__TASK TO CARRY OUT__. Return the listing below unchanged, minus its pictures.

__SUPPLIED RECORDS__.
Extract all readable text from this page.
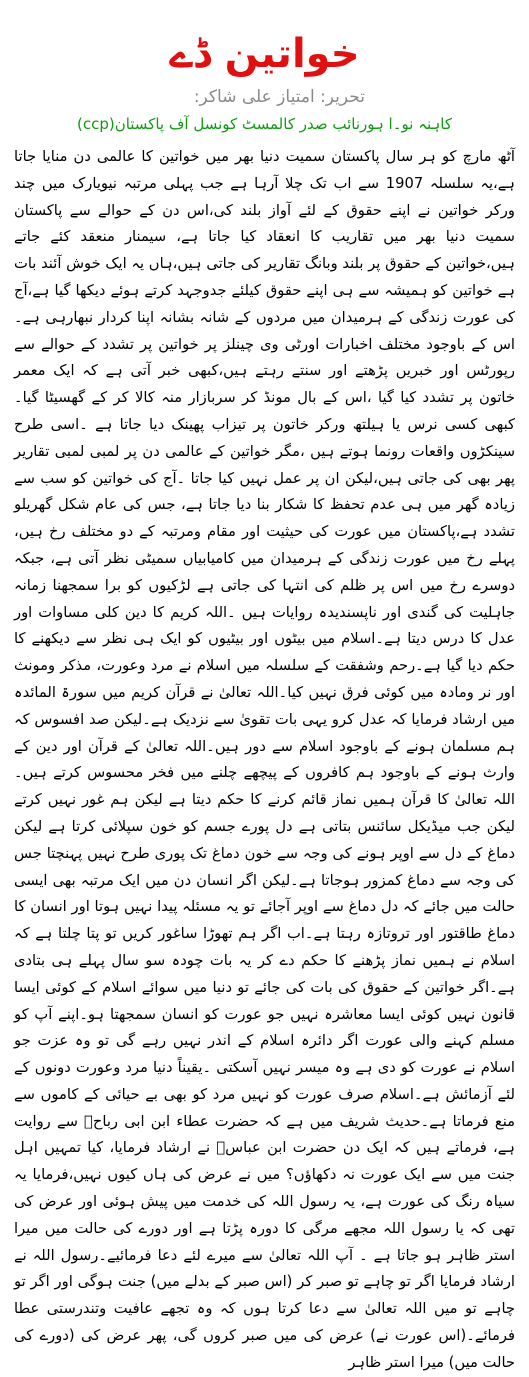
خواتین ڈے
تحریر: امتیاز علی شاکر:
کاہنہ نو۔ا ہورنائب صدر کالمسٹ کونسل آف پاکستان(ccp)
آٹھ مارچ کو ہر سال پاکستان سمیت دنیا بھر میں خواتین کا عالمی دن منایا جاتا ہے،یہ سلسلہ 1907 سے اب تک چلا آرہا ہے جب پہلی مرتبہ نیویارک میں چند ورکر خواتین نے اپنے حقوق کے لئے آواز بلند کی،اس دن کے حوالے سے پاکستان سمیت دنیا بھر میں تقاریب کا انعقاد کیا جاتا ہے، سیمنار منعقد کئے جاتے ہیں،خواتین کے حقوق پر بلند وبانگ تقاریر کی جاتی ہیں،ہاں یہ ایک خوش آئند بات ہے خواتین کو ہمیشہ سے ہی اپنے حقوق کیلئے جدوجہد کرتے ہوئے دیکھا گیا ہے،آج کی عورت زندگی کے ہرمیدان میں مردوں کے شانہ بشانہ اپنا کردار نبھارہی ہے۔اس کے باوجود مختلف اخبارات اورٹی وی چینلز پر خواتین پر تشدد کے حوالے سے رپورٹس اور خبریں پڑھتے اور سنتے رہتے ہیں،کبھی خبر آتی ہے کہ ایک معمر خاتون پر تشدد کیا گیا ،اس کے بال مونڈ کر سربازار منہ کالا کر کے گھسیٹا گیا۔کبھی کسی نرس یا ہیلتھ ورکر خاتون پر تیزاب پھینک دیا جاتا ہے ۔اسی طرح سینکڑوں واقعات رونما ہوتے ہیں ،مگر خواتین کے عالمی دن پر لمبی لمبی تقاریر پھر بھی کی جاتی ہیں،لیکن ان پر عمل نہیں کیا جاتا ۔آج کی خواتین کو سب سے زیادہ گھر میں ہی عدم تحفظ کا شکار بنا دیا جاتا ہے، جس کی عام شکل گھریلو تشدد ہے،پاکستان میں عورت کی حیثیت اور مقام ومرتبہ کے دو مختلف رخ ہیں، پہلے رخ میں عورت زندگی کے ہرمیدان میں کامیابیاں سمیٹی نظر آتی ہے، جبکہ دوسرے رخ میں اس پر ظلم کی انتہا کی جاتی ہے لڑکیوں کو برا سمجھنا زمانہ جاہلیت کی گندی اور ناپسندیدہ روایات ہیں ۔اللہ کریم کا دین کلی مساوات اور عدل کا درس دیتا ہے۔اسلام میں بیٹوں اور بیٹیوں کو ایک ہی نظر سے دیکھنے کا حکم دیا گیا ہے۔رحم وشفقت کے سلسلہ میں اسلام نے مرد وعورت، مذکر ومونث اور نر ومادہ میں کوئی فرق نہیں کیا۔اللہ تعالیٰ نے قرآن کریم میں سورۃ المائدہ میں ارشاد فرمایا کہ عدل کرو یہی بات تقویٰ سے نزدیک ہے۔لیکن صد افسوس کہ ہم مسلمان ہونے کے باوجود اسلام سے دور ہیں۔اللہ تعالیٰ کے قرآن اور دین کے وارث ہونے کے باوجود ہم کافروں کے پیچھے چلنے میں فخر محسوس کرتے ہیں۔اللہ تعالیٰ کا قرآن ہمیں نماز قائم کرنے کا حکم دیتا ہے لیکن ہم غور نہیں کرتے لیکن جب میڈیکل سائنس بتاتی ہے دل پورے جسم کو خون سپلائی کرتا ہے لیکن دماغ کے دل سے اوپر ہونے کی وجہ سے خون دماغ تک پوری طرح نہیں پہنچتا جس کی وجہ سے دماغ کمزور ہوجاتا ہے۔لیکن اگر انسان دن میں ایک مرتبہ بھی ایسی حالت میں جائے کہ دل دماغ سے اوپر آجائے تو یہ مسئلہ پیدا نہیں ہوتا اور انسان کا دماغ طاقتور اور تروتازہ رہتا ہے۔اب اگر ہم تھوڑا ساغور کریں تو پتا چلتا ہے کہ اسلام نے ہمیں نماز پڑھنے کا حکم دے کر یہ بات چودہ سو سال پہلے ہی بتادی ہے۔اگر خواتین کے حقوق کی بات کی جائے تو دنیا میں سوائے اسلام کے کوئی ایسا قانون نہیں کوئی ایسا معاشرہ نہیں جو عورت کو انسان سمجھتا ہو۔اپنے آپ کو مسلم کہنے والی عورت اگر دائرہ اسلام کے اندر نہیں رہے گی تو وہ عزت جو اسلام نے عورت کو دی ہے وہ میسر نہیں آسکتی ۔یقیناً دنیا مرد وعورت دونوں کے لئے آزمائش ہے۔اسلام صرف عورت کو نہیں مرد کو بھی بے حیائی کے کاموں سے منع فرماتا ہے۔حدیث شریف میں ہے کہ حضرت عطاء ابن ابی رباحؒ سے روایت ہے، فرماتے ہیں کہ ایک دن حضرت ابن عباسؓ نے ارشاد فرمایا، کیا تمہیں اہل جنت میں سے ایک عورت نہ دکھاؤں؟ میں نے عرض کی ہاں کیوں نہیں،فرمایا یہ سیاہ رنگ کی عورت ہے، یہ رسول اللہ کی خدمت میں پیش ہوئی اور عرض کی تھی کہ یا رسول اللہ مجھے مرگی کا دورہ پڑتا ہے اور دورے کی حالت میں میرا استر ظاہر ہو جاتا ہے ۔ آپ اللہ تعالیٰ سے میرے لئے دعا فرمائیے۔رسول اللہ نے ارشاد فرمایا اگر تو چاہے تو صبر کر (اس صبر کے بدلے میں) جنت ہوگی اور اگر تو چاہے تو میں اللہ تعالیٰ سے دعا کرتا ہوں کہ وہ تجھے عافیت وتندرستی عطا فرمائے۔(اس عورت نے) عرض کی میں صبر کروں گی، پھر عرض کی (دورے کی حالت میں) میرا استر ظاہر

__SOLUTION FOR THIS PROBLEM__.
Extract all readable text from this page.
خواتین ڈے
تحریر: امتیاز علی شاکر:
کاہنہ نو۔ا ہورنائب صدر کالمسٹ کونسل آف پاکستان(ccp)
آٹھ مارچ کو ہر سال پاکستان سمیت دنیا بھر میں خواتین کا عالمی دن منایا جاتا ہے،یہ سلسلہ 1907 سے اب تک چلا آرہا ہے جب پہلی مرتبہ نیویارک میں چند ورکر خواتین نے اپنے حقوق کے لئے آواز بلند کی،اس دن کے حوالے سے پاکستان سمیت دنیا بھر میں تقاریب کا انعقاد کیا جاتا ہے، سیمنار منعقد کئے جاتے ہیں،خواتین کے حقوق پر بلند وبانگ تقاریر کی جاتی ہیں،ہاں یہ ایک خوش آئند بات ہے خواتین کو ہمیشہ سے ہی اپنے حقوق کیلئے جدوجہد کرتے ہوئے دیکھا گیا ہے،آج کی عورت زندگی کے ہرمیدان میں مردوں کے شانہ بشانہ اپنا کردار نبھارہی ہے۔اس کے باوجود مختلف اخبارات اورٹی وی چینلز پر خواتین پر تشدد کے حوالے سے رپورٹس اور خبریں پڑھتے اور سنتے رہتے ہیں،کبھی خبر آتی ہے کہ ایک معمر خاتون پر تشدد کیا گیا ،اس کے بال مونڈ کر سربازار منہ کالا کر کے گھسیٹا گیا۔کبھی کسی نرس یا ہیلتھ ورکر خاتون پر تیزاب پھینک دیا جاتا ہے ۔اسی طرح سینکڑوں واقعات رونما ہوتے ہیں ،مگر خواتین کے عالمی دن پر لمبی لمبی تقاریر پھر بھی کی جاتی ہیں،لیکن ان پر عمل نہیں کیا جاتا ۔آج کی خواتین کو سب سے زیادہ گھر میں ہی عدم تحفظ کا شکار بنا دیا جاتا ہے، جس کی عام شکل گھریلو تشدد ہے،پاکستان میں عورت کی حیثیت اور مقام ومرتبہ کے دو مختلف رخ ہیں، پہلے رخ میں عورت زندگی کے ہرمیدان میں کامیابیاں سمیٹی نظر آتی ہے، جبکہ دوسرے رخ میں اس پر ظلم کی انتہا کی جاتی ہے لڑکیوں کو برا سمجھنا زمانہ جاہلیت کی گندی اور ناپسندیدہ روایات ہیں ۔اللہ کریم کا دین کلی مساوات اور عدل کا درس دیتا ہے۔اسلام میں بیٹوں اور بیٹیوں کو ایک ہی نظر سے دیکھنے کا حکم دیا گیا ہے۔رحم وشفقت کے سلسلہ میں اسلام نے مرد وعورت، مذکر ومونث اور نر ومادہ میں کوئی فرق نہیں کیا۔اللہ تعالیٰ نے قرآن کریم میں سورۃ المائدہ میں ارشاد فرمایا کہ عدل کرو یہی بات تقویٰ سے نزدیک ہے۔لیکن صد افسوس کہ ہم مسلمان ہونے کے باوجود اسلام سے دور ہیں۔اللہ تعالیٰ کے قرآن اور دین کے وارث ہونے کے باوجود ہم کافروں کے پیچھے چلنے میں فخر محسوس کرتے ہیں۔اللہ تعالیٰ کا قرآن ہمیں نماز قائم کرنے کا حکم دیتا ہے لیکن ہم غور نہیں کرتے لیکن جب میڈیکل سائنس بتاتی ہے دل پورے جسم کو خون سپلائی کرتا ہے لیکن دماغ کے دل سے اوپر ہونے کی وجہ سے خون دماغ تک پوری طرح نہیں پہنچتا جس کی وجہ سے دماغ کمزور ہوجاتا ہے۔لیکن اگر انسان دن میں ایک مرتبہ بھی ایسی حالت میں جائے کہ دل دماغ سے اوپر آجائے تو یہ مسئلہ پیدا نہیں ہوتا اور انسان کا دماغ طاقتور اور تروتازہ رہتا ہے۔اب اگر ہم تھوڑا ساغور کریں تو پتا چلتا ہے کہ اسلام نے ہمیں نماز پڑھنے کا حکم دے کر یہ بات چودہ سو سال پہلے ہی بتادی ہے۔اگر خواتین کے حقوق کی بات کی جائے تو دنیا میں سوائے اسلام کے کوئی ایسا قانون نہیں کوئی ایسا معاشرہ نہیں جو عورت کو انسان سمجھتا ہو۔اپنے آپ کو مسلم کہنے والی عورت اگر دائرہ اسلام کے اندر نہیں رہے گی تو وہ عزت جو اسلام نے عورت کو دی ہے وہ میسر نہیں آسکتی ۔یقیناً دنیا مرد وعورت دونوں کے لئے آزمائش ہے۔اسلام صرف عورت کو نہیں مرد کو بھی بے حیائی کے کاموں سے منع فرماتا ہے۔حدیث شریف میں ہے کہ حضرت عطاء ابن ابی رباحؒ سے روایت ہے، فرماتے ہیں کہ ایک دن حضرت ابن عباسؓ نے ارشاد فرمایا، کیا تمہیں اہل جنت میں سے ایک عورت نہ دکھاؤں؟ میں نے عرض کی ہاں کیوں نہیں،فرمایا یہ سیاہ رنگ کی عورت ہے، یہ رسول اللہ کی خدمت میں پیش ہوئی اور عرض کی تھی کہ یا رسول اللہ مجھے مرگی کا دورہ پڑتا ہے اور دورے کی حالت میں میرا استر ظاہر ہو جاتا ہے ۔ آپ اللہ تعالیٰ سے میرے لئے دعا فرمائیے۔رسول اللہ نے ارشاد فرمایا اگر تو چاہے تو صبر کر (اس صبر کے بدلے میں) جنت ہوگی اور اگر تو چاہے تو میں اللہ تعالیٰ سے دعا کرتا ہوں کہ وہ تجھے عافیت وتندرستی عطا فرمائے۔(اس عورت نے) عرض کی میں صبر کروں گی، پھر عرض کی (دورے کی حالت میں) میرا استر ظاہر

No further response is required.